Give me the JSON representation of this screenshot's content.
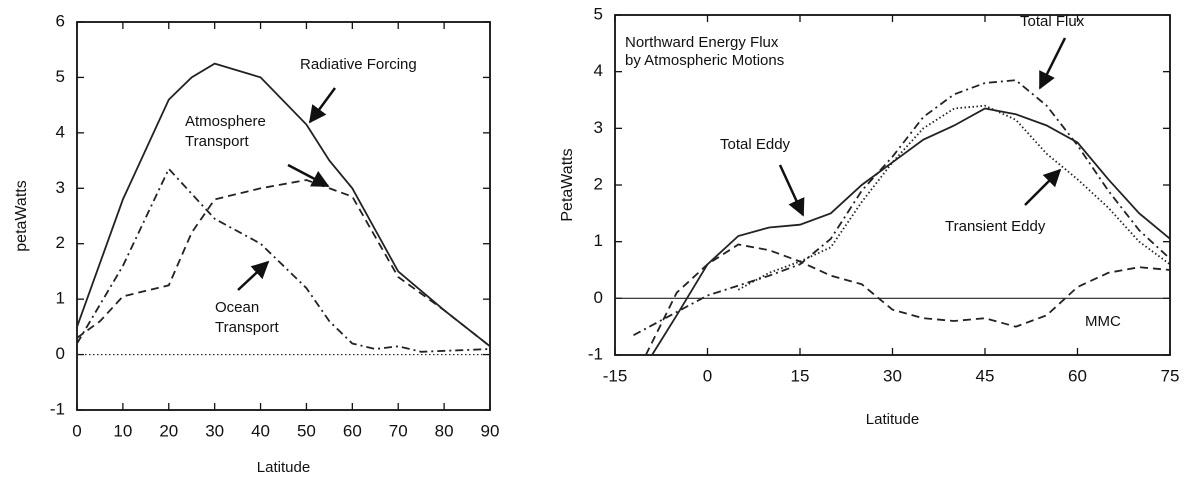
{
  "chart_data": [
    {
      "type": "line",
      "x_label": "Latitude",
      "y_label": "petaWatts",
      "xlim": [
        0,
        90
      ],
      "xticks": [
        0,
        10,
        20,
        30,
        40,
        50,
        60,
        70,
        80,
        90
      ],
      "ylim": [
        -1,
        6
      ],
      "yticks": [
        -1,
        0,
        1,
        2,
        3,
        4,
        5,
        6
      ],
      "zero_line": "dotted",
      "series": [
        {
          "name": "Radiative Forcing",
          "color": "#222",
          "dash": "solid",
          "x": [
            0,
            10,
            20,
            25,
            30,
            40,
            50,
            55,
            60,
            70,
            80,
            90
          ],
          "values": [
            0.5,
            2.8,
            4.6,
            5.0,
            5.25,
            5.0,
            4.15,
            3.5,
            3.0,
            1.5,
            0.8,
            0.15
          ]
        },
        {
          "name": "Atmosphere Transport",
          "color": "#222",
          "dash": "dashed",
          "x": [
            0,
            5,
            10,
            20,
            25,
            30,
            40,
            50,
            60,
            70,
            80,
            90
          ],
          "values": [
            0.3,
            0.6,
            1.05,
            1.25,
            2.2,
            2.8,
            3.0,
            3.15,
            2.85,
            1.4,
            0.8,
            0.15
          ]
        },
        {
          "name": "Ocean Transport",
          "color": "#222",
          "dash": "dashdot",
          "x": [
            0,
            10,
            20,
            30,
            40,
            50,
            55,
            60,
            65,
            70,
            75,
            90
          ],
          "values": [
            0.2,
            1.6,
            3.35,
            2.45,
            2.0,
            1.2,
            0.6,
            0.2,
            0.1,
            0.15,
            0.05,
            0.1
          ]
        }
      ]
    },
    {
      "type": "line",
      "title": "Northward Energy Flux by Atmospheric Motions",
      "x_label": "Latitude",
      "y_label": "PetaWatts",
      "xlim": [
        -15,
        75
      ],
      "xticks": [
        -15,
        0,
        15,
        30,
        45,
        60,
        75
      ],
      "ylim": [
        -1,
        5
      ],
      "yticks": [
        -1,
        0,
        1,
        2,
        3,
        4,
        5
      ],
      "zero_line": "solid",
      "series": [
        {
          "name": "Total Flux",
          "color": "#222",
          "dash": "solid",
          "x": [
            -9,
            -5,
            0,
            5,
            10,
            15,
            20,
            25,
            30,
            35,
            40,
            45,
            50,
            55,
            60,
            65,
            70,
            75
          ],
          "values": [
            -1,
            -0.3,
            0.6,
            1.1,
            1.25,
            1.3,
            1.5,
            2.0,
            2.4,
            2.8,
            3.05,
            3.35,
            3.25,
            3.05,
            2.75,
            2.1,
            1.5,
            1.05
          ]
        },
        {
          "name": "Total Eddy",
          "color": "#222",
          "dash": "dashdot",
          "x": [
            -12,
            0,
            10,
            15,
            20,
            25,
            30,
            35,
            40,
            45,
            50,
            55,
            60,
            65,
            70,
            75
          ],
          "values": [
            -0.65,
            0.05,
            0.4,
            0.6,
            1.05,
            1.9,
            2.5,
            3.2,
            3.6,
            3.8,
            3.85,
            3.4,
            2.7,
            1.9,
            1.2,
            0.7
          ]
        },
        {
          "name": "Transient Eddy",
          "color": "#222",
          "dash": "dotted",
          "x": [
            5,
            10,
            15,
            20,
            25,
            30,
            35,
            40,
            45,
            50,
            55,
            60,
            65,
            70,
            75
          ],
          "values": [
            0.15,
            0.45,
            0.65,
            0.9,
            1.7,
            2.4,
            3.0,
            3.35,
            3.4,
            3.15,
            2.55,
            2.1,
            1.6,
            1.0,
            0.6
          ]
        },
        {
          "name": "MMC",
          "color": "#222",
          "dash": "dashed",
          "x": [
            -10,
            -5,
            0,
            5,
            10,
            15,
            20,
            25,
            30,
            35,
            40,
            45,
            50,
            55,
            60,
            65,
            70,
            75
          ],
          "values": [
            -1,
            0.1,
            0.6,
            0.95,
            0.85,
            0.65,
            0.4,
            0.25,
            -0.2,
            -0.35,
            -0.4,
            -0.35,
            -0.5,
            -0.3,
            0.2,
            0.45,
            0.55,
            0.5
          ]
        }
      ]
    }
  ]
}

------------------------------------

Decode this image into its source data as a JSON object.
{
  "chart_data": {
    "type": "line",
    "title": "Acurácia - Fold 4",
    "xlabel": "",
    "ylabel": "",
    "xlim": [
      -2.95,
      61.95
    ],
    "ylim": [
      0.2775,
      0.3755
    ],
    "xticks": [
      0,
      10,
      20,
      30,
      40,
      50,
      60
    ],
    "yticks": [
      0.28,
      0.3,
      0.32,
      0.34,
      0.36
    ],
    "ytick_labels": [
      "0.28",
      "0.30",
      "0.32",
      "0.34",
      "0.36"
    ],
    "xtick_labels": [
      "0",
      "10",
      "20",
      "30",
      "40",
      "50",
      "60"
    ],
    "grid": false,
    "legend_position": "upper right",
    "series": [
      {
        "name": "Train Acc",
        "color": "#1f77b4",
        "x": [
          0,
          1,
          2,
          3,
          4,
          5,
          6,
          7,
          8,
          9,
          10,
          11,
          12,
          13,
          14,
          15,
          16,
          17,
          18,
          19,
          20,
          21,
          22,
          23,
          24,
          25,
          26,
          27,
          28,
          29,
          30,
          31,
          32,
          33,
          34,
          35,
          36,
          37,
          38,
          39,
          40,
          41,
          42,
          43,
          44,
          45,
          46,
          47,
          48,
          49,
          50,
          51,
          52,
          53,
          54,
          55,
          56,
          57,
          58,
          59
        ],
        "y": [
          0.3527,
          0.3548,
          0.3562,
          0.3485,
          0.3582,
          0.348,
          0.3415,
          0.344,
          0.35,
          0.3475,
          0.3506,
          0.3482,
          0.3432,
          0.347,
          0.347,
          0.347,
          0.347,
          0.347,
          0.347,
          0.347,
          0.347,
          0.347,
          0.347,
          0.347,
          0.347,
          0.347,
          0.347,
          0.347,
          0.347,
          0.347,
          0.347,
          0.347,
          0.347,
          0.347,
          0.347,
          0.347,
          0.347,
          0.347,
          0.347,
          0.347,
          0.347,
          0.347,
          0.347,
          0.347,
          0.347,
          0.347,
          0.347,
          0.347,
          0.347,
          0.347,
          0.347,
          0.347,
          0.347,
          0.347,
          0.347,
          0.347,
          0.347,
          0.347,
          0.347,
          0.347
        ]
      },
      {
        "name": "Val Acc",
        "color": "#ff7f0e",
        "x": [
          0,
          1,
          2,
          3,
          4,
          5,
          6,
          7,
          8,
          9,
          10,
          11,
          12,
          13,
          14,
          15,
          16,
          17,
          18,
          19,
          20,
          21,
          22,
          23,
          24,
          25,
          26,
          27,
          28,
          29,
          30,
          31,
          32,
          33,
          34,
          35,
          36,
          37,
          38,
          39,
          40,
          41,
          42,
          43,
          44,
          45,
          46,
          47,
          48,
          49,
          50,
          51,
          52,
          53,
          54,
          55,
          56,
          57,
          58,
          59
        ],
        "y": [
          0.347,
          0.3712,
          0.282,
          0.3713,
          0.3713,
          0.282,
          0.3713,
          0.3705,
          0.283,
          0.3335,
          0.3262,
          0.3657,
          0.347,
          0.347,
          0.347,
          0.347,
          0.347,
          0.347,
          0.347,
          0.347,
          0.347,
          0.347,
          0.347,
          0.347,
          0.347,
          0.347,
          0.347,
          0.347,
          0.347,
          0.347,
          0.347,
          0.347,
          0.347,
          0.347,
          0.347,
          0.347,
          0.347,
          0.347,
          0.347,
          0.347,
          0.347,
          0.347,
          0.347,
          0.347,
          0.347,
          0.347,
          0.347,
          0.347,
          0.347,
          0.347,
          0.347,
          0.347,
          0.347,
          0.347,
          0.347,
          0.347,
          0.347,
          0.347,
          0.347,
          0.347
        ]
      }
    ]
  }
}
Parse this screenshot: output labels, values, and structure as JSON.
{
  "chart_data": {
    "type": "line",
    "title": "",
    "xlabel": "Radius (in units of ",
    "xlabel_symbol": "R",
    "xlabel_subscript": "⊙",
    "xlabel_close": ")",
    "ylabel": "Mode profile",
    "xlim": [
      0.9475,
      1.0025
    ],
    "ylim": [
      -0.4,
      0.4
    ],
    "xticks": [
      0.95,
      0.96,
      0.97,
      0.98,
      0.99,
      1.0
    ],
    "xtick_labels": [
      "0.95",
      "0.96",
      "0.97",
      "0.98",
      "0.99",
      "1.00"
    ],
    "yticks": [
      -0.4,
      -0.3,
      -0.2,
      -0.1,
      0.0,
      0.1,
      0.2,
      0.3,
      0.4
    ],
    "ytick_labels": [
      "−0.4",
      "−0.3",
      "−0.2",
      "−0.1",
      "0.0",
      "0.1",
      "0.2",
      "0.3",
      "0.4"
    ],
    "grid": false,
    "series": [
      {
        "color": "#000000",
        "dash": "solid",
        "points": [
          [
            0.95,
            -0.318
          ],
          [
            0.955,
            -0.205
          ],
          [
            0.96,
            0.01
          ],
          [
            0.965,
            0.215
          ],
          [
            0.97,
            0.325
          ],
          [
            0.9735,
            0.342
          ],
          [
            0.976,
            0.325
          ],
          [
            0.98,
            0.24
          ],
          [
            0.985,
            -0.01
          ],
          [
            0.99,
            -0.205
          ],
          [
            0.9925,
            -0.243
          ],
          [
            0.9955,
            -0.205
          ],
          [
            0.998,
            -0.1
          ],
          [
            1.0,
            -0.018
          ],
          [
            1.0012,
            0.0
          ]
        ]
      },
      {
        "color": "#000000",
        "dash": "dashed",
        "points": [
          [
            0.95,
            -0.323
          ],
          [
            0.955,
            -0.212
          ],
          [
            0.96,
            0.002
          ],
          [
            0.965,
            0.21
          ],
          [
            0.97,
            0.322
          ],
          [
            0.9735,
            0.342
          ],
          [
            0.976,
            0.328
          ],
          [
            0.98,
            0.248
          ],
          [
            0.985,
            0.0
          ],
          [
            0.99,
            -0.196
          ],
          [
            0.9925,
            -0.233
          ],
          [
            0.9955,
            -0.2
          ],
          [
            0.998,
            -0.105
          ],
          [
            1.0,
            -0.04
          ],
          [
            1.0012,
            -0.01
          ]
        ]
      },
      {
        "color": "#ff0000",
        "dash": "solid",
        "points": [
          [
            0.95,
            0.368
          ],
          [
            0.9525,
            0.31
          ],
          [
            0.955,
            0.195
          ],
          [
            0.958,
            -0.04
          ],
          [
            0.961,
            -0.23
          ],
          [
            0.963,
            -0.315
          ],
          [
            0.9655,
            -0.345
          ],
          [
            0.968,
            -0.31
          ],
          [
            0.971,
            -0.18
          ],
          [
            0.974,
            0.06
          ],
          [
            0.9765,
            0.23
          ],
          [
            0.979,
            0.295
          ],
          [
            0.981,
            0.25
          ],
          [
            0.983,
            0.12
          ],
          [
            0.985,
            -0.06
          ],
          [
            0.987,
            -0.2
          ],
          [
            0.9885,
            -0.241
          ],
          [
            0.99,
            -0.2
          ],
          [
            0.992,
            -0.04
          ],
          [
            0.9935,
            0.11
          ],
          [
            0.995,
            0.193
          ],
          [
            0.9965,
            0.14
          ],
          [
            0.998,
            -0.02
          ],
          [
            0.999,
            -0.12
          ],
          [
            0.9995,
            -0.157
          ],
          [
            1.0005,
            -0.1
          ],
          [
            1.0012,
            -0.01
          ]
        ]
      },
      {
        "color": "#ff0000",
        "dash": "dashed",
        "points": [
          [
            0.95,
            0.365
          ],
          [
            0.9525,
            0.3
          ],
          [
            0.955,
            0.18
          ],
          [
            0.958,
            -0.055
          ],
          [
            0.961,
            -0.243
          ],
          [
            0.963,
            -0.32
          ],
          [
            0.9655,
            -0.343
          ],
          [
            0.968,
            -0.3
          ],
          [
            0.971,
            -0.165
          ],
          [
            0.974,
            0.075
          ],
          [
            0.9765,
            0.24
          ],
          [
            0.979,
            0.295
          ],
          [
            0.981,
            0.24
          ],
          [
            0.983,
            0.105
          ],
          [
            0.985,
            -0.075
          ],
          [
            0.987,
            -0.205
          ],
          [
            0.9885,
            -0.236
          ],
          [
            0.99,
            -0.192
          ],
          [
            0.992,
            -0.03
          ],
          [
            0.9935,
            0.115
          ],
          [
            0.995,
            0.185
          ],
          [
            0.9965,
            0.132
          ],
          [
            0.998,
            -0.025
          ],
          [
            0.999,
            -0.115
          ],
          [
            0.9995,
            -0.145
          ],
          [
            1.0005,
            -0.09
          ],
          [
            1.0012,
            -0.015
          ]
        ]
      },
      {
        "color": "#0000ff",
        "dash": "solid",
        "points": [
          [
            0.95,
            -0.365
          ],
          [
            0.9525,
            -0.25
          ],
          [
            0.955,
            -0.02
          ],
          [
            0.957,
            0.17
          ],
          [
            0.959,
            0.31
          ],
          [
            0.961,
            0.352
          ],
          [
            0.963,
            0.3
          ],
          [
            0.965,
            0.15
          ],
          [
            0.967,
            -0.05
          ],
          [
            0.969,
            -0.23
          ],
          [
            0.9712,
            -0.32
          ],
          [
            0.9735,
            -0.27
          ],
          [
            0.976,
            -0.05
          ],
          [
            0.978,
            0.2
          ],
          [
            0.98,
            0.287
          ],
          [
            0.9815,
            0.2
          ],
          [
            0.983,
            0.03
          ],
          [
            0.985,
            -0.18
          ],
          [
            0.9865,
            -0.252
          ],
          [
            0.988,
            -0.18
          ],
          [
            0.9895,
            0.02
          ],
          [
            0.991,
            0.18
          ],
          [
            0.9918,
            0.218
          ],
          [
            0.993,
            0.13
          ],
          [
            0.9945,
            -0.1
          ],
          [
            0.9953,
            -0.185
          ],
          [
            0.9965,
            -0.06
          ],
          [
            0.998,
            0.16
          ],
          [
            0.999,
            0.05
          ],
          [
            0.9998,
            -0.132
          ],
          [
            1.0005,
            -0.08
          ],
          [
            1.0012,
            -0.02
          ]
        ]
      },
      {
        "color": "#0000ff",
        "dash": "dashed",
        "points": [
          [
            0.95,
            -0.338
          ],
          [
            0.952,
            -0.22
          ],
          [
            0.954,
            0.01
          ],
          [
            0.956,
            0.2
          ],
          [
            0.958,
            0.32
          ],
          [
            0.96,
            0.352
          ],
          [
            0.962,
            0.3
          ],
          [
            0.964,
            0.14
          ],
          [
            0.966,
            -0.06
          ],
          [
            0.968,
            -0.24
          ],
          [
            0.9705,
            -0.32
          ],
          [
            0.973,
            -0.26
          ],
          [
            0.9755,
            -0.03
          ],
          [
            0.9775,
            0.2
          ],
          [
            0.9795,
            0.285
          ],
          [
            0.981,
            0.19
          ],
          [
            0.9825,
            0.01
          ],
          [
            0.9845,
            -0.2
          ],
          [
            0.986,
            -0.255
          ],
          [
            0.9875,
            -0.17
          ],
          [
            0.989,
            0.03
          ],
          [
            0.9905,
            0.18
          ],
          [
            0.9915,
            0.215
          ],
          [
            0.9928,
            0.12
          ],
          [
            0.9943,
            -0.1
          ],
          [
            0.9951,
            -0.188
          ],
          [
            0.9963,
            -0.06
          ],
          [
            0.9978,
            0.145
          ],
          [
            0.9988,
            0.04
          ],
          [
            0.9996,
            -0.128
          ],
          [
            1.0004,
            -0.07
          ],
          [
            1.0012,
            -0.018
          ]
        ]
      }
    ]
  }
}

------------------------------------

> [Set task]
Make a copy of each line that contains the string "this".

> [Task response]
Give me the JSON representation of this screenshot's content.
Decode this image into its source data as a JSON object.
Parse this screenshot: output labels, values, and structure as JSON.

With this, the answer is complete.